[Entries from a dataset]

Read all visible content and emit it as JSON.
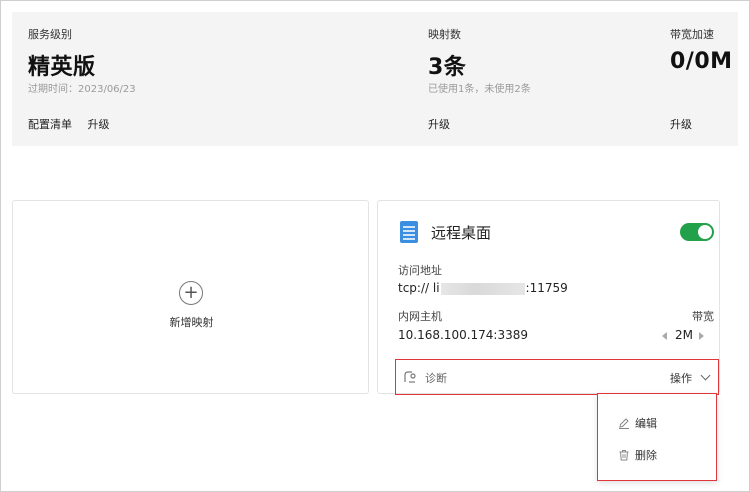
{
  "summary": {
    "service": {
      "label": "服务级别",
      "value": "精英版",
      "expiry": "过期时间：2023/06/23",
      "links": [
        "配置清单",
        "升级"
      ]
    },
    "mappings": {
      "label": "映射数",
      "value": "3条",
      "usage": "已使用1条，未使用2条",
      "link": "升级"
    },
    "bandwidth": {
      "label": "带宽加速",
      "value": "0/0M",
      "link": "升级"
    }
  },
  "add_card": {
    "label": "新增映射"
  },
  "desktop_card": {
    "title": "远程桌面",
    "enabled": true,
    "access_label": "访问地址",
    "access_prefix": "tcp:// li",
    "access_suffix": ":11759",
    "host_label": "内网主机",
    "host_value": "10.168.100.174:3389",
    "bandwidth_label": "带宽",
    "bandwidth_value": "2M",
    "diagnose_label": "诊断",
    "operations_label": "操作"
  },
  "menu": {
    "items": [
      {
        "label": "编辑",
        "icon": "edit-icon"
      },
      {
        "label": "删除",
        "icon": "trash-icon"
      }
    ]
  },
  "colors": {
    "toggle_on": "#22a14a",
    "highlight_border": "#e0353a",
    "app_icon": "#3b8fe0"
  }
}
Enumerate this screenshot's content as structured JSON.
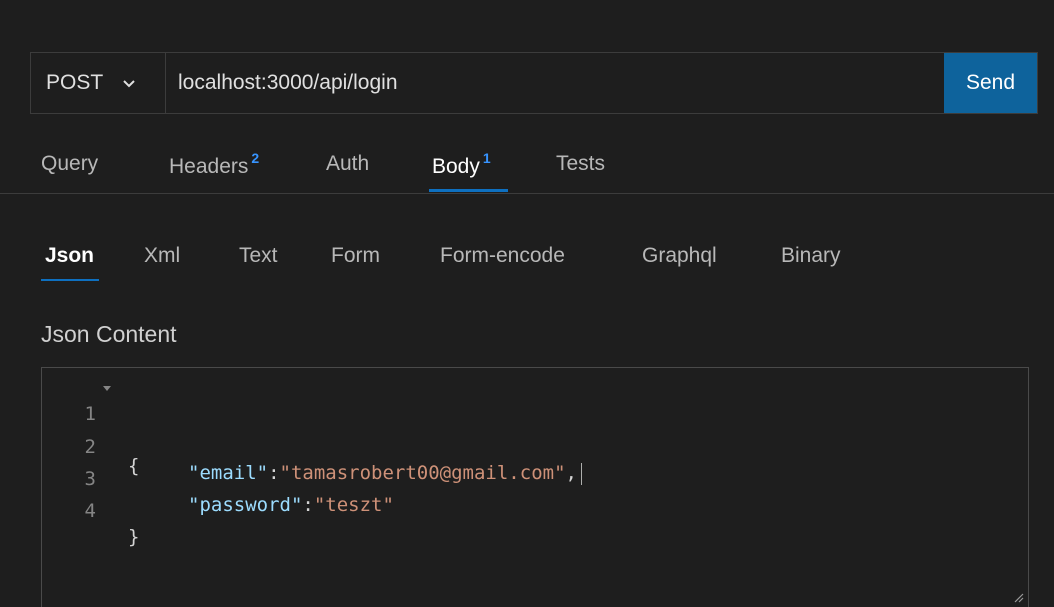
{
  "request": {
    "method": "POST",
    "url": "localhost:3000/api/login",
    "send_label": "Send"
  },
  "tabs": [
    {
      "label": "Query",
      "badge": ""
    },
    {
      "label": "Headers",
      "badge": "2"
    },
    {
      "label": "Auth",
      "badge": ""
    },
    {
      "label": "Body",
      "badge": "1"
    },
    {
      "label": "Tests",
      "badge": ""
    }
  ],
  "body_tabs": [
    "Json",
    "Xml",
    "Text",
    "Form",
    "Form-encode",
    "Graphql",
    "Binary"
  ],
  "editor": {
    "label": "Json Content",
    "lines": [
      {
        "num": "1",
        "text": "{"
      },
      {
        "num": "2",
        "key": "\"email\"",
        "sep": ":",
        "value": "\"tamasrobert00@gmail.com\"",
        "tail": ","
      },
      {
        "num": "3",
        "key": "\"password\"",
        "sep": ":",
        "value": "\"teszt\"",
        "tail": ""
      },
      {
        "num": "4",
        "text": "}"
      }
    ]
  },
  "colors": {
    "accent": "#0e639c",
    "badge": "#3794ff",
    "json_key": "#9cdcfe",
    "json_string": "#ce9178"
  }
}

*Task details:*
Quote verbatim every line starting at the line that contains "Enumerate this screenshot's" and ending with the last line of the records; omit all pictures.

*Correct result:*
Enumerate this screenshot's content as structured JSON.
{
  "request": {
    "method": "POST",
    "url": "localhost:3000/api/login",
    "send_label": "Send"
  },
  "tabs": [
    {
      "label": "Query",
      "badge": ""
    },
    {
      "label": "Headers",
      "badge": "2"
    },
    {
      "label": "Auth",
      "badge": ""
    },
    {
      "label": "Body",
      "badge": "1"
    },
    {
      "label": "Tests",
      "badge": ""
    }
  ],
  "body_tabs": [
    "Json",
    "Xml",
    "Text",
    "Form",
    "Form-encode",
    "Graphql",
    "Binary"
  ],
  "editor": {
    "label": "Json Content",
    "lines": [
      {
        "num": "1",
        "text": "{"
      },
      {
        "num": "2",
        "key": "\"email\"",
        "sep": ":",
        "value": "\"tamasrobert00@gmail.com\"",
        "tail": ","
      },
      {
        "num": "3",
        "key": "\"password\"",
        "sep": ":",
        "value": "\"teszt\"",
        "tail": ""
      },
      {
        "num": "4",
        "text": "}"
      }
    ]
  },
  "colors": {
    "accent": "#0e639c",
    "badge": "#3794ff",
    "json_key": "#9cdcfe",
    "json_string": "#ce9178"
  }
}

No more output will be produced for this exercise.